EXERCISE GOAL:
Reproduce every line of the records below word for word, but leave out the pictures.

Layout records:
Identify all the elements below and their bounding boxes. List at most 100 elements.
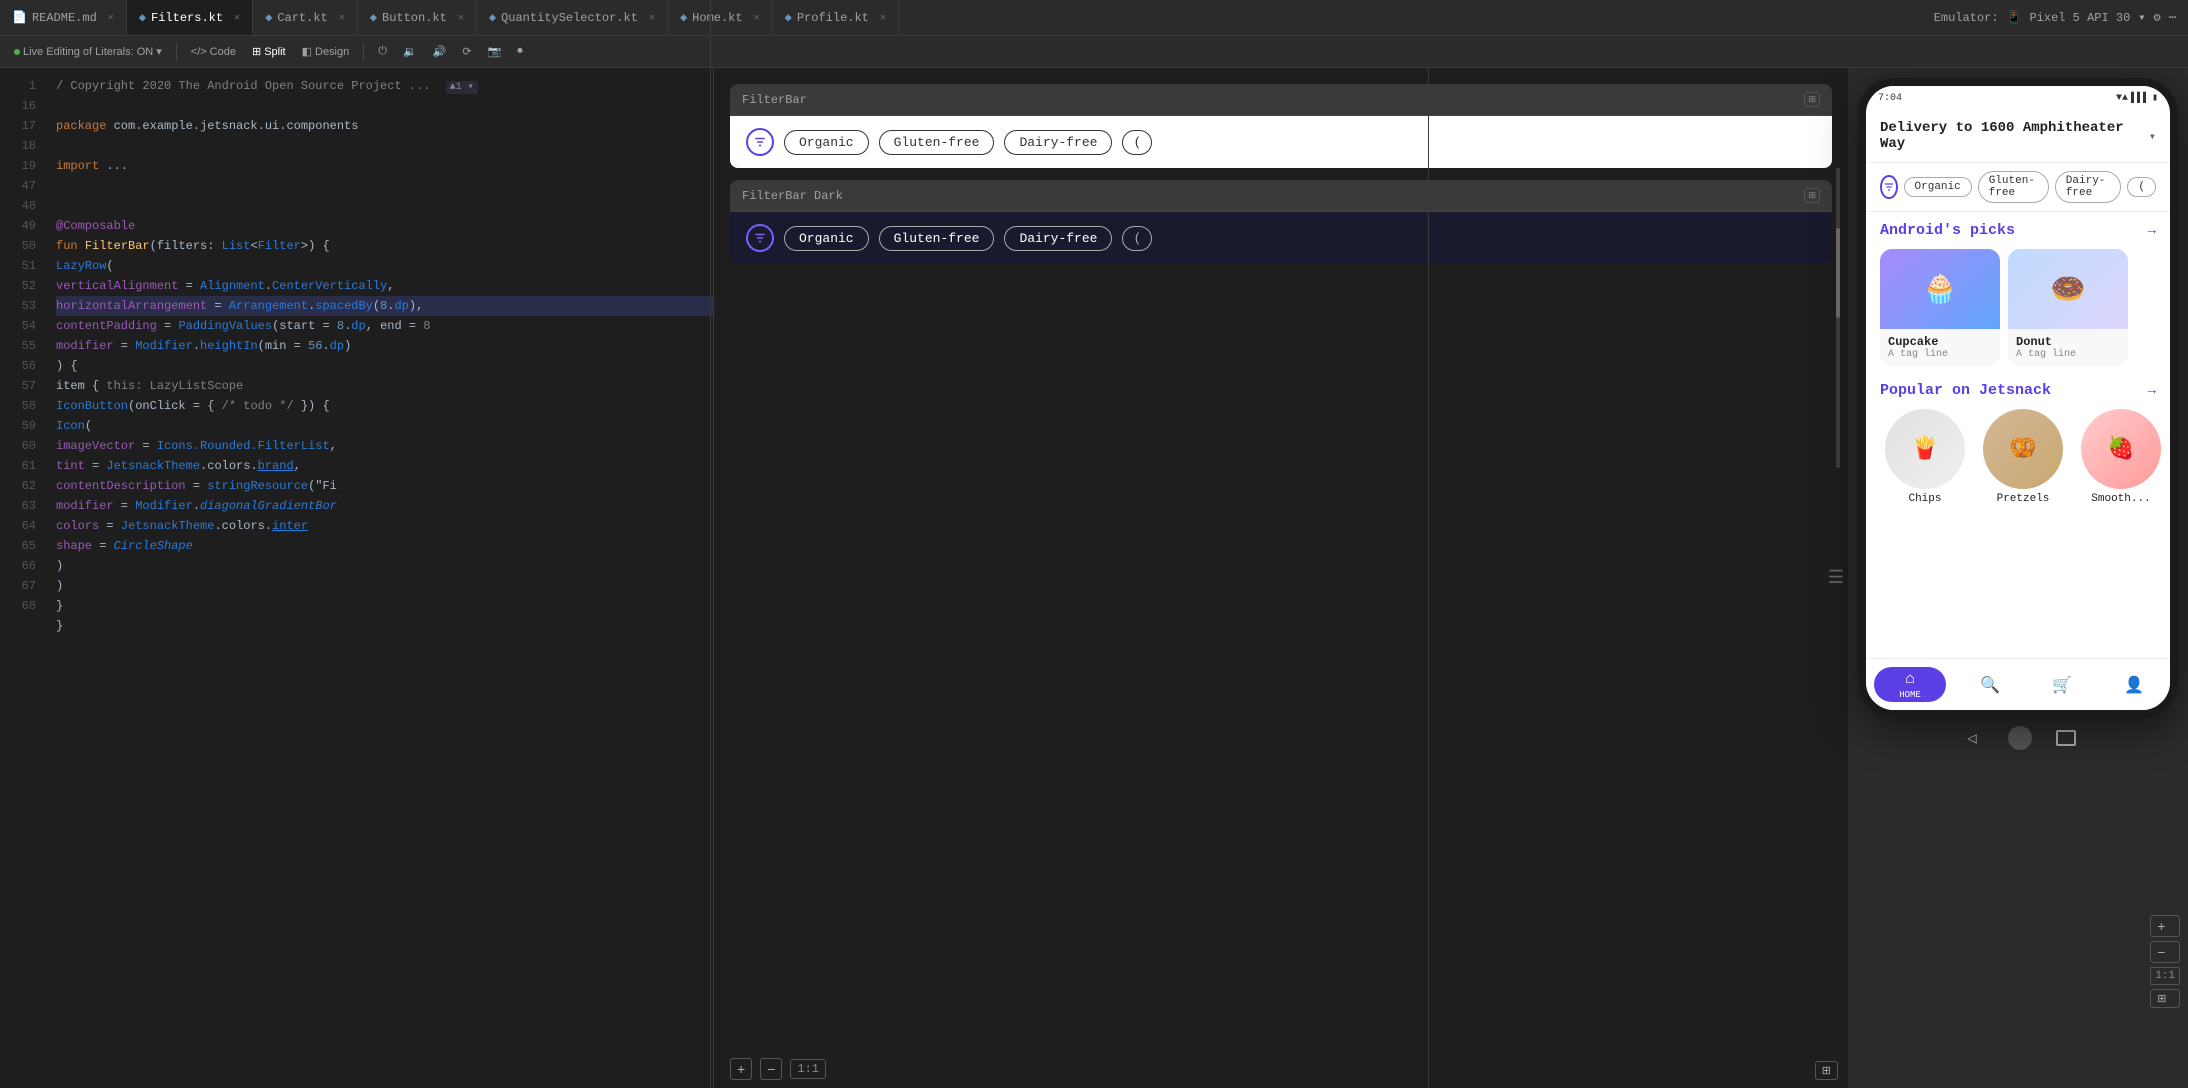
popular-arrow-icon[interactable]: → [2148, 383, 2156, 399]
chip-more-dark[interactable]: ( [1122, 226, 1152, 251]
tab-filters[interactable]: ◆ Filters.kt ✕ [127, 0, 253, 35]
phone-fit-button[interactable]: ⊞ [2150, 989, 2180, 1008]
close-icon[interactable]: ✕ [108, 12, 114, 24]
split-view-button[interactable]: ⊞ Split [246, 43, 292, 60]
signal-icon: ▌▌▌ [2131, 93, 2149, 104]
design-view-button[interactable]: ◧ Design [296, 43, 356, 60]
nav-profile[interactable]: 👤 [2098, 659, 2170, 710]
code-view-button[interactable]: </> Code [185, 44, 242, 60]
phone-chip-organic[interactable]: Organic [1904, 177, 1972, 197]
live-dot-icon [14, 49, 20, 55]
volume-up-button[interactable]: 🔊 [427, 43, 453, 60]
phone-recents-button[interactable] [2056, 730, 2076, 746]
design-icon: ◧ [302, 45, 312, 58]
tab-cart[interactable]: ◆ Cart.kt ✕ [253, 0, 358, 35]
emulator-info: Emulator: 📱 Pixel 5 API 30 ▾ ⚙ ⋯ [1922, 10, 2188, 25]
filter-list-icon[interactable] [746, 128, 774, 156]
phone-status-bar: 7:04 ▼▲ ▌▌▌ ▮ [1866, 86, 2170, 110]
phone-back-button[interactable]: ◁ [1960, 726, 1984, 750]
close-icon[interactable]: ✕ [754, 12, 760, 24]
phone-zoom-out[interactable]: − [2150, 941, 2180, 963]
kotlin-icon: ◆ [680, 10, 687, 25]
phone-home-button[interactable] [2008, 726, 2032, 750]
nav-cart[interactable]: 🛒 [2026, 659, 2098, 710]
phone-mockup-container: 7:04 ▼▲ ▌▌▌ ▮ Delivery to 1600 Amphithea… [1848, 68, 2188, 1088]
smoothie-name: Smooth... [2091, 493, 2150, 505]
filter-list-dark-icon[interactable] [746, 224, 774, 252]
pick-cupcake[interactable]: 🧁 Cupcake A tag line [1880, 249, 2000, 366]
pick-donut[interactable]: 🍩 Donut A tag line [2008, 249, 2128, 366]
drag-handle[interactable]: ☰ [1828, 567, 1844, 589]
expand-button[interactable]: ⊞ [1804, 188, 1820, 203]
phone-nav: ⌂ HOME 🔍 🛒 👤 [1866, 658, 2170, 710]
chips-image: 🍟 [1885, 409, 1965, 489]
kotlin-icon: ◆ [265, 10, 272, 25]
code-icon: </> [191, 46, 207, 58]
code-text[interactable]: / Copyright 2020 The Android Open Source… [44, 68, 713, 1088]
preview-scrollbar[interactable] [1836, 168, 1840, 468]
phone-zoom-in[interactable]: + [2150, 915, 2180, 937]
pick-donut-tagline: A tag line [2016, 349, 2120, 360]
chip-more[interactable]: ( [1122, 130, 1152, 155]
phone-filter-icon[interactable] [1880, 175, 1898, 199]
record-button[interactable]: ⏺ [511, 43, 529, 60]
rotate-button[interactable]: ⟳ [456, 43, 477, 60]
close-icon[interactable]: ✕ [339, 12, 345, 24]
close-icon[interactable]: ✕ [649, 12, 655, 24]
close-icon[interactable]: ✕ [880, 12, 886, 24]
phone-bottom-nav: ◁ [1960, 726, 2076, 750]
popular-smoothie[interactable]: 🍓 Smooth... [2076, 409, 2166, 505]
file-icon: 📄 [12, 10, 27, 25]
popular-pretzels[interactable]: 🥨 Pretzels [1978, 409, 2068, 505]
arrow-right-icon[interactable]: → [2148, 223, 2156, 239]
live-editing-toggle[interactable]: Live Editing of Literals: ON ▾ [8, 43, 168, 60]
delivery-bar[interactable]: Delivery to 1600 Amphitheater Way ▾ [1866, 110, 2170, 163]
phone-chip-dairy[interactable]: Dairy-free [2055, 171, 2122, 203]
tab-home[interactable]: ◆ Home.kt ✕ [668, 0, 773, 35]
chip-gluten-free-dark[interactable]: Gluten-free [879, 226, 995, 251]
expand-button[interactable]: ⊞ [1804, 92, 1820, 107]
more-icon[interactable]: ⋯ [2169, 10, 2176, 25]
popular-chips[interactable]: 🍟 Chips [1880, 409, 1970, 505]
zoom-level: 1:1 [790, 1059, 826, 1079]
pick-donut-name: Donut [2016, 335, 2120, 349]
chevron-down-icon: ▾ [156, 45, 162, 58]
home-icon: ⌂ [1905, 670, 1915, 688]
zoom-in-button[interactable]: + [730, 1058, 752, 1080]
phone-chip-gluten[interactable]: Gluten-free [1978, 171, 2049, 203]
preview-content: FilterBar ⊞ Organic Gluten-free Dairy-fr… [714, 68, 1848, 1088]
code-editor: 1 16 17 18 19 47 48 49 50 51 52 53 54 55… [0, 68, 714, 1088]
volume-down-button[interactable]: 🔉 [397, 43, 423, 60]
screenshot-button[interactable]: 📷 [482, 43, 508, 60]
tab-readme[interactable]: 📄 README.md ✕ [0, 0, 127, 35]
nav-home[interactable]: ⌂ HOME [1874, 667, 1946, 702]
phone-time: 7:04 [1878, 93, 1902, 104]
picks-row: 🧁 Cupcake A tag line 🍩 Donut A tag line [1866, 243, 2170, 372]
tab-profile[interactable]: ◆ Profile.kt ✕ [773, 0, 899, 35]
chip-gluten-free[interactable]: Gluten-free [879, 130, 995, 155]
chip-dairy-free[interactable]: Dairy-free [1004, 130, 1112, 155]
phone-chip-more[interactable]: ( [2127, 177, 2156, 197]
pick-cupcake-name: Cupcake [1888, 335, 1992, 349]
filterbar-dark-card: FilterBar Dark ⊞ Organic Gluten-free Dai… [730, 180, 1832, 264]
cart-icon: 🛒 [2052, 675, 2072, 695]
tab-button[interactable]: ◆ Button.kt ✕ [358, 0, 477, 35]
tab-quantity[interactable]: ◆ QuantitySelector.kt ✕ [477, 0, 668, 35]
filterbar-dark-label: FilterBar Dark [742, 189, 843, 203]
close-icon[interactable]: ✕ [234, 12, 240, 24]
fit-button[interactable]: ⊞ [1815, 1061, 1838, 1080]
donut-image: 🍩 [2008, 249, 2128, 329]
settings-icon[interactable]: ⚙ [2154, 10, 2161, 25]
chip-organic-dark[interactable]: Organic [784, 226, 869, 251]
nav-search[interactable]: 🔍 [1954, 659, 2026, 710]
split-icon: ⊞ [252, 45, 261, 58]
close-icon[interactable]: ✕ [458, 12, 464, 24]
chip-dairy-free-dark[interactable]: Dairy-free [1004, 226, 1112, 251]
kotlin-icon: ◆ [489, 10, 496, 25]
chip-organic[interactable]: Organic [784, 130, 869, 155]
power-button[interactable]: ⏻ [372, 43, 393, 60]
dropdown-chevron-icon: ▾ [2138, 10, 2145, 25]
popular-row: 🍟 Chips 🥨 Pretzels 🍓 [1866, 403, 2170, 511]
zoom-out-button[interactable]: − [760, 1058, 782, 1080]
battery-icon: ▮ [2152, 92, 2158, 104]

EXPECTED ANSWER:
Identify all the elements below and their bounding boxes. List at most 100 elements.
popular-arrow-icon[interactable]: → [2148, 383, 2156, 399]
chip-more-dark[interactable]: ( [1122, 226, 1152, 251]
tab-filters[interactable]: ◆ Filters.kt ✕ [127, 0, 253, 35]
phone-fit-button[interactable]: ⊞ [2150, 989, 2180, 1008]
close-icon[interactable]: ✕ [108, 12, 114, 24]
split-view-button[interactable]: ⊞ Split [246, 43, 292, 60]
signal-icon: ▌▌▌ [2131, 93, 2149, 104]
design-view-button[interactable]: ◧ Design [296, 43, 356, 60]
nav-profile[interactable]: 👤 [2098, 659, 2170, 710]
code-view-button[interactable]: </> Code [185, 44, 242, 60]
phone-chip-organic[interactable]: Organic [1904, 177, 1972, 197]
live-dot-icon [14, 49, 20, 55]
volume-up-button[interactable]: 🔊 [427, 43, 453, 60]
phone-recents-button[interactable] [2056, 730, 2076, 746]
design-icon: ◧ [302, 45, 312, 58]
tab-cart[interactable]: ◆ Cart.kt ✕ [253, 0, 358, 35]
emulator-info: Emulator: 📱 Pixel 5 API 30 ▾ ⚙ ⋯ [1922, 10, 2188, 25]
filter-list-icon[interactable] [746, 128, 774, 156]
phone-status-bar: 7:04 ▼▲ ▌▌▌ ▮ [1866, 86, 2170, 110]
phone-back-button[interactable]: ◁ [1960, 726, 1984, 750]
close-icon[interactable]: ✕ [754, 12, 760, 24]
phone-zoom-out[interactable]: − [2150, 941, 2180, 963]
kotlin-icon: ◆ [680, 10, 687, 25]
phone-home-button[interactable] [2008, 726, 2032, 750]
nav-cart[interactable]: 🛒 [2026, 659, 2098, 710]
phone-mockup-container: 7:04 ▼▲ ▌▌▌ ▮ Delivery to 1600 Amphithea… [1848, 68, 2188, 1088]
smoothie-name: Smooth... [2091, 493, 2150, 505]
filter-list-dark-icon[interactable] [746, 224, 774, 252]
pick-cupcake[interactable]: 🧁 Cupcake A tag line [1880, 249, 2000, 366]
pick-donut[interactable]: 🍩 Donut A tag line [2008, 249, 2128, 366]
drag-handle[interactable]: ☰ [1828, 567, 1844, 589]
expand-button[interactable]: ⊞ [1804, 188, 1820, 203]
phone-nav: ⌂ HOME 🔍 🛒 👤 [1866, 658, 2170, 710]
chips-image: 🍟 [1885, 409, 1965, 489]
kotlin-icon: ◆ [265, 10, 272, 25]
code-icon: </> [191, 46, 207, 58]
code-text[interactable]: / Copyright 2020 The Android Open Source… [44, 68, 713, 1088]
preview-scrollbar[interactable] [1836, 168, 1840, 468]
phone-zoom-in[interactable]: + [2150, 915, 2180, 937]
pick-donut-tagline: A tag line [2016, 349, 2120, 360]
chip-more[interactable]: ( [1122, 130, 1152, 155]
phone-filter-icon[interactable] [1880, 175, 1898, 199]
record-button[interactable]: ⏺ [511, 43, 529, 60]
rotate-button[interactable]: ⟳ [456, 43, 477, 60]
close-icon[interactable]: ✕ [339, 12, 345, 24]
close-icon[interactable]: ✕ [649, 12, 655, 24]
close-icon[interactable]: ✕ [880, 12, 886, 24]
phone-bottom-nav: ◁ [1960, 726, 2076, 750]
popular-smoothie[interactable]: 🍓 Smooth... [2076, 409, 2166, 505]
file-icon: 📄 [12, 10, 27, 25]
popular-pretzels[interactable]: 🥨 Pretzels [1978, 409, 2068, 505]
arrow-right-icon[interactable]: → [2148, 223, 2156, 239]
live-editing-toggle[interactable]: Live Editing of Literals: ON ▾ [8, 43, 168, 60]
delivery-bar[interactable]: Delivery to 1600 Amphitheater Way ▾ [1866, 110, 2170, 163]
phone-chip-dairy[interactable]: Dairy-free [2055, 171, 2122, 203]
tab-home[interactable]: ◆ Home.kt ✕ [668, 0, 773, 35]
chip-gluten-free-dark[interactable]: Gluten-free [879, 226, 995, 251]
expand-button[interactable]: ⊞ [1804, 92, 1820, 107]
more-icon[interactable]: ⋯ [2169, 10, 2176, 25]
popular-chips[interactable]: 🍟 Chips [1880, 409, 1970, 505]
zoom-level: 1:1 [790, 1059, 826, 1079]
pick-donut-name: Donut [2016, 335, 2120, 349]
chevron-down-icon: ▾ [156, 45, 162, 58]
home-icon: ⌂ [1905, 670, 1915, 688]
zoom-in-button[interactable]: + [730, 1058, 752, 1080]
phone-chip-gluten[interactable]: Gluten-free [1978, 171, 2049, 203]
preview-content: FilterBar ⊞ Organic Gluten-free Dairy-fr… [714, 68, 1848, 1088]
code-editor: 1 16 17 18 19 47 48 49 50 51 52 53 54 55… [0, 68, 714, 1088]
volume-down-button[interactable]: 🔉 [397, 43, 423, 60]
screenshot-button[interactable]: 📷 [482, 43, 508, 60]
tab-readme[interactable]: 📄 README.md ✕ [0, 0, 127, 35]
nav-home[interactable]: ⌂ HOME [1874, 667, 1946, 702]
phone-time: 7:04 [1878, 93, 1902, 104]
picks-row: 🧁 Cupcake A tag line 🍩 Donut A tag line [1866, 243, 2170, 372]
tab-profile[interactable]: ◆ Profile.kt ✕ [773, 0, 899, 35]
chip-gluten-free[interactable]: Gluten-free [879, 130, 995, 155]
chip-dairy-free[interactable]: Dairy-free [1004, 130, 1112, 155]
phone-chip-more[interactable]: ( [2127, 177, 2156, 197]
pick-cupcake-name: Cupcake [1888, 335, 1992, 349]
filterbar-dark-card: FilterBar Dark ⊞ Organic Gluten-free Dai… [730, 180, 1832, 264]
cart-icon: 🛒 [2052, 675, 2072, 695]
tab-button[interactable]: ◆ Button.kt ✕ [358, 0, 477, 35]
tab-quantity[interactable]: ◆ QuantitySelector.kt ✕ [477, 0, 668, 35]
filterbar-dark-label: FilterBar Dark [742, 189, 843, 203]
close-icon[interactable]: ✕ [234, 12, 240, 24]
fit-button[interactable]: ⊞ [1815, 1061, 1838, 1080]
donut-image: 🍩 [2008, 249, 2128, 329]
settings-icon[interactable]: ⚙ [2154, 10, 2161, 25]
chip-organic-dark[interactable]: Organic [784, 226, 869, 251]
nav-search[interactable]: 🔍 [1954, 659, 2026, 710]
split-icon: ⊞ [252, 45, 261, 58]
close-icon[interactable]: ✕ [458, 12, 464, 24]
chip-dairy-free-dark[interactable]: Dairy-free [1004, 226, 1112, 251]
kotlin-icon: ◆ [489, 10, 496, 25]
chip-organic[interactable]: Organic [784, 130, 869, 155]
power-button[interactable]: ⏻ [372, 43, 393, 60]
dropdown-chevron-icon: ▾ [2138, 10, 2145, 25]
popular-row: 🍟 Chips 🥨 Pretzels 🍓 [1866, 403, 2170, 511]
zoom-out-button[interactable]: − [760, 1058, 782, 1080]
battery-icon: ▮ [2152, 92, 2158, 104]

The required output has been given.